**JOB**
Give the number of lines containing "munkatársának" in this listing, with no other words.

[Lines of data]
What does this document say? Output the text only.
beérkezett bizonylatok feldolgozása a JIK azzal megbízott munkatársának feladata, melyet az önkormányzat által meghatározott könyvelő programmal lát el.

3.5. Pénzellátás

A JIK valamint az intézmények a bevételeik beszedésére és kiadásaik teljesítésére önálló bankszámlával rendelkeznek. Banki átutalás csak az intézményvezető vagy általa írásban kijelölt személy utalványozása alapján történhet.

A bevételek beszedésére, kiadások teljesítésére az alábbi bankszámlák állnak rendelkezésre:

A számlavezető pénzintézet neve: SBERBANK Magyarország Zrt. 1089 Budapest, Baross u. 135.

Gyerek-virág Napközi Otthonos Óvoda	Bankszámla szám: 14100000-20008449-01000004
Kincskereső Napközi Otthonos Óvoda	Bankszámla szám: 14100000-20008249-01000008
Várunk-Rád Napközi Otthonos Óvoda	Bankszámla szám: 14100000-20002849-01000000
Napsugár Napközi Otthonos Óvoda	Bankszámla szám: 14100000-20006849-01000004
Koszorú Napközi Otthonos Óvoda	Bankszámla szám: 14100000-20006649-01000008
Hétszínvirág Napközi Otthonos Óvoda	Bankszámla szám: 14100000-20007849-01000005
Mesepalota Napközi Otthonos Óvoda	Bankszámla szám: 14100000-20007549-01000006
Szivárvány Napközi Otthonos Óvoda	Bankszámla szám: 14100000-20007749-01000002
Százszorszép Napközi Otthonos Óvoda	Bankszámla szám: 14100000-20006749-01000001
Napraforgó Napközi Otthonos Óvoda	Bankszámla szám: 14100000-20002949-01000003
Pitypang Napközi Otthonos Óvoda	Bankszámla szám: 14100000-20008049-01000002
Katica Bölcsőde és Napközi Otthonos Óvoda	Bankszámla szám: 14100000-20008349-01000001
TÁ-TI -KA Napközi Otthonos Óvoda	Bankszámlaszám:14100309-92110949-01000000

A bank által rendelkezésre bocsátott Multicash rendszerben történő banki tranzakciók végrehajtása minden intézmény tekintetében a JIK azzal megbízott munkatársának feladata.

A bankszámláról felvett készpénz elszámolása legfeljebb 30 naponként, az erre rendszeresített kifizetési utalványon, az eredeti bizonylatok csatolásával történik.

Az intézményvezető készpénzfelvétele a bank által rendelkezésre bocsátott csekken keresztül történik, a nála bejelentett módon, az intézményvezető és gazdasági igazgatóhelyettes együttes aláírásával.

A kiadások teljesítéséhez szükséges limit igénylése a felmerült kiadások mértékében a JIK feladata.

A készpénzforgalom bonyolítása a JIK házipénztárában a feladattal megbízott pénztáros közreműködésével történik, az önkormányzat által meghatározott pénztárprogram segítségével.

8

**OUTPUT OF THE TASK**
2